'''

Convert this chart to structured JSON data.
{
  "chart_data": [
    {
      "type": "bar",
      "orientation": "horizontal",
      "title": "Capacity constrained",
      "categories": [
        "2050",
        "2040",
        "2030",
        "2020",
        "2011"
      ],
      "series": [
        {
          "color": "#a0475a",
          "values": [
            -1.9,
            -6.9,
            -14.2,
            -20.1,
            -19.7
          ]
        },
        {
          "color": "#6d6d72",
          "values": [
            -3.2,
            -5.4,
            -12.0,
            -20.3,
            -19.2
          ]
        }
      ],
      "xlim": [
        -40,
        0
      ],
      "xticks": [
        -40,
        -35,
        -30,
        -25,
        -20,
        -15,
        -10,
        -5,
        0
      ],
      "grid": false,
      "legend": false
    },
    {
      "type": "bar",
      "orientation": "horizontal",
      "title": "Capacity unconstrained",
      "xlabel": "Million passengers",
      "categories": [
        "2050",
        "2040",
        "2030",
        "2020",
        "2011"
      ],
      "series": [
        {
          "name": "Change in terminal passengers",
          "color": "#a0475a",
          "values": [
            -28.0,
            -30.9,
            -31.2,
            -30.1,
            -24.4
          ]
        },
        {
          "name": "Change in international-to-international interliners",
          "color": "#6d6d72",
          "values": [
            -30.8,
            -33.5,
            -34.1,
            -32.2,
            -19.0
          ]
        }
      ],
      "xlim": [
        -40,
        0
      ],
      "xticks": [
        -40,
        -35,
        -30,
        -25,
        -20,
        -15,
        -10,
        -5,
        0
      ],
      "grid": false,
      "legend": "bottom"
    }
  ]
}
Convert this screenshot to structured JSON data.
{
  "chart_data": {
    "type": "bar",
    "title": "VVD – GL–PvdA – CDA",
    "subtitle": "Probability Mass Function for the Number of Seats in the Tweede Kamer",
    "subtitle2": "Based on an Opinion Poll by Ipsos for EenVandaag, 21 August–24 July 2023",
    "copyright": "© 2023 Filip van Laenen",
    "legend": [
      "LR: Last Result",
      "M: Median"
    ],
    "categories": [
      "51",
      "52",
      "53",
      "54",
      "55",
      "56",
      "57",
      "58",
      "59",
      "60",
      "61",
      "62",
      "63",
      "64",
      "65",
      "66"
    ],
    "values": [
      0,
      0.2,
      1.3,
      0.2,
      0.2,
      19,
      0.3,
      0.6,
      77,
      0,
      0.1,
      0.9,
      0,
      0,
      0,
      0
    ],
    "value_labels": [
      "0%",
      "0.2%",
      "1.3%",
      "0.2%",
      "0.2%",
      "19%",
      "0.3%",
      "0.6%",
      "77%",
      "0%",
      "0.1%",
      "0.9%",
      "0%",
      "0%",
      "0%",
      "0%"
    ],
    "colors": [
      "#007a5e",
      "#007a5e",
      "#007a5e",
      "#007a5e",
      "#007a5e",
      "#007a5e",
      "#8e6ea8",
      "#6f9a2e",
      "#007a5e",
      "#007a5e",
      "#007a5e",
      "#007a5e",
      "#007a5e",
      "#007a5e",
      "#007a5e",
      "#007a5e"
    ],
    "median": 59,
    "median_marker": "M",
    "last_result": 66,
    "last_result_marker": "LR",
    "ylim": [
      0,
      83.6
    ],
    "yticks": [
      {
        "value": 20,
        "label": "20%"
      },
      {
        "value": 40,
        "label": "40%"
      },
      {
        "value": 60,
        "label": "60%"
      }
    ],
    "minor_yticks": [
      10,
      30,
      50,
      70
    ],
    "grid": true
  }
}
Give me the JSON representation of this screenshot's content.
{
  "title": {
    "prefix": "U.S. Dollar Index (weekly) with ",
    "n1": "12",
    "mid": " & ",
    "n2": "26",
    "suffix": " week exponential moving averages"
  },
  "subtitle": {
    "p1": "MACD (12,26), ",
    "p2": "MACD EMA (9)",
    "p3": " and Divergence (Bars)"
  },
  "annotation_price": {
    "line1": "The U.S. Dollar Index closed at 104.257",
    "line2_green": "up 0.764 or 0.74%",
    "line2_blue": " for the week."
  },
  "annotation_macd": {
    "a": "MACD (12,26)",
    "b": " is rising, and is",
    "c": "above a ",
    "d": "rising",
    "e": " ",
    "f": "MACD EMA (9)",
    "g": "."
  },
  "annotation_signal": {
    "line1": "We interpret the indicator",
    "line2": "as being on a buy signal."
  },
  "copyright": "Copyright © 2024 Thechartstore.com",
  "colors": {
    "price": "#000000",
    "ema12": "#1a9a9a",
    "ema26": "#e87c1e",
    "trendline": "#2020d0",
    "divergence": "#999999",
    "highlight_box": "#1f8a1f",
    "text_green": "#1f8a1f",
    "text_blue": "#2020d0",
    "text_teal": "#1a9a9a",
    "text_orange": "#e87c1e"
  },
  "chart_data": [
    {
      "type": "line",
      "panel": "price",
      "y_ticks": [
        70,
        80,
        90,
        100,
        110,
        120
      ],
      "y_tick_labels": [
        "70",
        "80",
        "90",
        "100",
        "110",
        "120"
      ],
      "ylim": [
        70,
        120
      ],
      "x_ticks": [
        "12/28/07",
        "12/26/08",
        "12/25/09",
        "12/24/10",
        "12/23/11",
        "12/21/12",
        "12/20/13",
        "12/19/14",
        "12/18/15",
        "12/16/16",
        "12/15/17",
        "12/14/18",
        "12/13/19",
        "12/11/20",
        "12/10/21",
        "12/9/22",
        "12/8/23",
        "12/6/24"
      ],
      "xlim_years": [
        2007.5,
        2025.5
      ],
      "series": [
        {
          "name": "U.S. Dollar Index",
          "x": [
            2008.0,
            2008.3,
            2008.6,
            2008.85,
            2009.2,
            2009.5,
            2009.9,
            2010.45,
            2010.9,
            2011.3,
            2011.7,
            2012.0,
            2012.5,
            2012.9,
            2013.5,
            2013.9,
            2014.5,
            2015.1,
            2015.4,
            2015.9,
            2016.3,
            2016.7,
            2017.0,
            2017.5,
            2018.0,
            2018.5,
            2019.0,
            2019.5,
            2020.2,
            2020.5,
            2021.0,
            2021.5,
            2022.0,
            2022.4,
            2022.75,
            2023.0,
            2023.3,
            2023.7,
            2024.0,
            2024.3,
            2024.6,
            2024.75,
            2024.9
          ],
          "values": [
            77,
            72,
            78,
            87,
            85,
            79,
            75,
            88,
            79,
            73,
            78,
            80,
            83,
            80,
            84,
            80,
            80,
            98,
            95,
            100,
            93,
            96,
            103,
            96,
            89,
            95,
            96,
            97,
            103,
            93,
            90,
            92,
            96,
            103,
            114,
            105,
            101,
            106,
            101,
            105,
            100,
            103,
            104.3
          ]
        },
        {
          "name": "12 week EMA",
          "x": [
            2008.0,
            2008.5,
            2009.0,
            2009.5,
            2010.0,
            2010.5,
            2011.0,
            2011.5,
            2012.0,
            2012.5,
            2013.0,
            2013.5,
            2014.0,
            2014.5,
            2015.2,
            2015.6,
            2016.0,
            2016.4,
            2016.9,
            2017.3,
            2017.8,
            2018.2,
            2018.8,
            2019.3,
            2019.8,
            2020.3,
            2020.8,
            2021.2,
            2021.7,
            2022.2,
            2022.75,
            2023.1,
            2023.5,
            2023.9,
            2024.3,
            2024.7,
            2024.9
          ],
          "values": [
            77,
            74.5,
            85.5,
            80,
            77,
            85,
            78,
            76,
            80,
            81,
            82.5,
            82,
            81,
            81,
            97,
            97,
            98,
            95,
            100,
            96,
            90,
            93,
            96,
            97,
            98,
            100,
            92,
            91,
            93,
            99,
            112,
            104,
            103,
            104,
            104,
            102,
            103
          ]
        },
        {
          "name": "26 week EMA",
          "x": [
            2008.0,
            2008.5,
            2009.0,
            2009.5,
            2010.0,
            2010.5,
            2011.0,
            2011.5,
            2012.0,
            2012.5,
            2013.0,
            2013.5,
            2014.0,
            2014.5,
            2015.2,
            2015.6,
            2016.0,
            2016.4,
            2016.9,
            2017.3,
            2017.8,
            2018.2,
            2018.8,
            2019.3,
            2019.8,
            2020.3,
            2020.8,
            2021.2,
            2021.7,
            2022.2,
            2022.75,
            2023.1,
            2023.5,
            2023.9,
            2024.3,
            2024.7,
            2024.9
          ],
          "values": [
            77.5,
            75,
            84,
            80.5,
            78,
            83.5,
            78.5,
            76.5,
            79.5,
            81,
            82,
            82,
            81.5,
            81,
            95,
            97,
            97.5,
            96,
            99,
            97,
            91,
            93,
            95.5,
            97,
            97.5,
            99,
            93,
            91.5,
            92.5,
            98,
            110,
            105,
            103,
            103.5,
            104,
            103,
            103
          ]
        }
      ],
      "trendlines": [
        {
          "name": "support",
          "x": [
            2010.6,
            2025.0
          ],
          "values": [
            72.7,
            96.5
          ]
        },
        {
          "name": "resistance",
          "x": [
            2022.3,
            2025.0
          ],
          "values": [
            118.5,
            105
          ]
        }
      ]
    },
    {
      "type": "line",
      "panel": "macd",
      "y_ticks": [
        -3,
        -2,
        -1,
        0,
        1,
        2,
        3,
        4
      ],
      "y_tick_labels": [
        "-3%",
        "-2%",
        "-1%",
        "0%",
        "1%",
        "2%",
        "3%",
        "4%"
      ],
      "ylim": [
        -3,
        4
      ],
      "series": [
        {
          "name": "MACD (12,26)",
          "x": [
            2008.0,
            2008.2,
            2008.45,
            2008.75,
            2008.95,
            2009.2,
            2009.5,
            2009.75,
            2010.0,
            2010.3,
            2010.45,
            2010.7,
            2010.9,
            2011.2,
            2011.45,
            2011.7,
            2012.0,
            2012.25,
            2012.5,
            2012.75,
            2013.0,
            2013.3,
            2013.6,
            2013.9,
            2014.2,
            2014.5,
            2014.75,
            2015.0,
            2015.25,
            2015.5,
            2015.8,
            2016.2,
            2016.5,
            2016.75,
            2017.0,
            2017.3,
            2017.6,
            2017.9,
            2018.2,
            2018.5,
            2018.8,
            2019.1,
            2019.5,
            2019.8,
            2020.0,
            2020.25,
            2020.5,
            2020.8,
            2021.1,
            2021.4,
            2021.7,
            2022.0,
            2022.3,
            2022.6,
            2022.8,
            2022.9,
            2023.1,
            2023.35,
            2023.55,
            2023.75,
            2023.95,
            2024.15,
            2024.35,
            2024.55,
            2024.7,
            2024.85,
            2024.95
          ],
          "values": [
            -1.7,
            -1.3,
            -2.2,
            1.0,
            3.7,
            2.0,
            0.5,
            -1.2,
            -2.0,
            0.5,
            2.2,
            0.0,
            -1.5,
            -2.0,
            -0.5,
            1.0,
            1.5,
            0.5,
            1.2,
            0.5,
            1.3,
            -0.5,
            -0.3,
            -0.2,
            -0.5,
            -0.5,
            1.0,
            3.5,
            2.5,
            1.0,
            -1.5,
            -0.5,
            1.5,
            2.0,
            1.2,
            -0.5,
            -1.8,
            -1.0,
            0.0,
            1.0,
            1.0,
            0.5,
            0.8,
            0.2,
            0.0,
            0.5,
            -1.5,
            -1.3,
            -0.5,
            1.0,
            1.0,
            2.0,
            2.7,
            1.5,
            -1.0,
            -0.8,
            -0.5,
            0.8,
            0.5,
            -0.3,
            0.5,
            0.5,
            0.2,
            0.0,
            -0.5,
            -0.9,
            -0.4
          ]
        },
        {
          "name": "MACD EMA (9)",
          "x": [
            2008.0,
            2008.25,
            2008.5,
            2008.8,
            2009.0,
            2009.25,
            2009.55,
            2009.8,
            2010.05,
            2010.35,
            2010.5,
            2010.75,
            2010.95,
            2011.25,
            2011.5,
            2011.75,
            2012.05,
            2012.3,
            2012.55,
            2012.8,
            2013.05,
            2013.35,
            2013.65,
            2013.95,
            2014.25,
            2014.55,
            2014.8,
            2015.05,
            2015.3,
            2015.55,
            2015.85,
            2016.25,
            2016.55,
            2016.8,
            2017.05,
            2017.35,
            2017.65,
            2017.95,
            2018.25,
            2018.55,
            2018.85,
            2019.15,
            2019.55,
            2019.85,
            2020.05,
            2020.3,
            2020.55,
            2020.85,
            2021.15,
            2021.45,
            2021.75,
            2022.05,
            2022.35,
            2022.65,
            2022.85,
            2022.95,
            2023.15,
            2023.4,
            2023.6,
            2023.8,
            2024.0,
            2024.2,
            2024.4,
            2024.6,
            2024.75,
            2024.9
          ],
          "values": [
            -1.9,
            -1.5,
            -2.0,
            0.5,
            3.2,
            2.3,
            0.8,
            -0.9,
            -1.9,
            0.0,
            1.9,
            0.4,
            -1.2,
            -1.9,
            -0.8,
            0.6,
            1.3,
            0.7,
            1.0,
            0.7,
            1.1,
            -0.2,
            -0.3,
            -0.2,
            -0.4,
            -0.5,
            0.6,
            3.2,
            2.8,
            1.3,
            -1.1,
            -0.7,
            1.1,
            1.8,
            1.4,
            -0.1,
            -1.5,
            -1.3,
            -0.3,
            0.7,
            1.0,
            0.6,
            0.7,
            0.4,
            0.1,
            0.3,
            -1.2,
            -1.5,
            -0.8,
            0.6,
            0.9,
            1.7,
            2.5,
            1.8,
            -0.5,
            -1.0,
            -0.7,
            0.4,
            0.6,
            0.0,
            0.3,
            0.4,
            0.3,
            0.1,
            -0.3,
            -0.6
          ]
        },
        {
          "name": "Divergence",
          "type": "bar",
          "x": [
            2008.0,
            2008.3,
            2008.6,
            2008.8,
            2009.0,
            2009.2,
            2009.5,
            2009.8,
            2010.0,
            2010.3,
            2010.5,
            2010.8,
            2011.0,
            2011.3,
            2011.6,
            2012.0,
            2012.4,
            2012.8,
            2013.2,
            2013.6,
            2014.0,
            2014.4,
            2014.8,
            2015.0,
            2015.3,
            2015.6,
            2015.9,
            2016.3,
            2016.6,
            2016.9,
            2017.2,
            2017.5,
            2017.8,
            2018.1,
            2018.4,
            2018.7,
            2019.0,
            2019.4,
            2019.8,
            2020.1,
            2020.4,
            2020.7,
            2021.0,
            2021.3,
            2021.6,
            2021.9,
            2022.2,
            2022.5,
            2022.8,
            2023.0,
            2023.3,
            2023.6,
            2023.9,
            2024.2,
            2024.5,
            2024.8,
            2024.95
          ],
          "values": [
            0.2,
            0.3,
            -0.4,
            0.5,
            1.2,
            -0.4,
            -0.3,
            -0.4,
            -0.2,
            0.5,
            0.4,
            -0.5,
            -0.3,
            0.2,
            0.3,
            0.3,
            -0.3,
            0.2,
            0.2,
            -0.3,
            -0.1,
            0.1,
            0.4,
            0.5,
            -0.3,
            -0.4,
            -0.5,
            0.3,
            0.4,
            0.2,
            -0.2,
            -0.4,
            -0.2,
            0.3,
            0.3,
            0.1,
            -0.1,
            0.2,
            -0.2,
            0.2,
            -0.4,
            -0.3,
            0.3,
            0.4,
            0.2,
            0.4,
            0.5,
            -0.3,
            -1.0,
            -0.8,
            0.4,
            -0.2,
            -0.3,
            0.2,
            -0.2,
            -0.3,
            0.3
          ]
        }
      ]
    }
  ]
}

'''

Go through the data above and find the lines with the word "Convert". Copy each of those lines.

[Written answer]
Convert this chart to structured JSON data.
Convert this screenshot to structured JSON data.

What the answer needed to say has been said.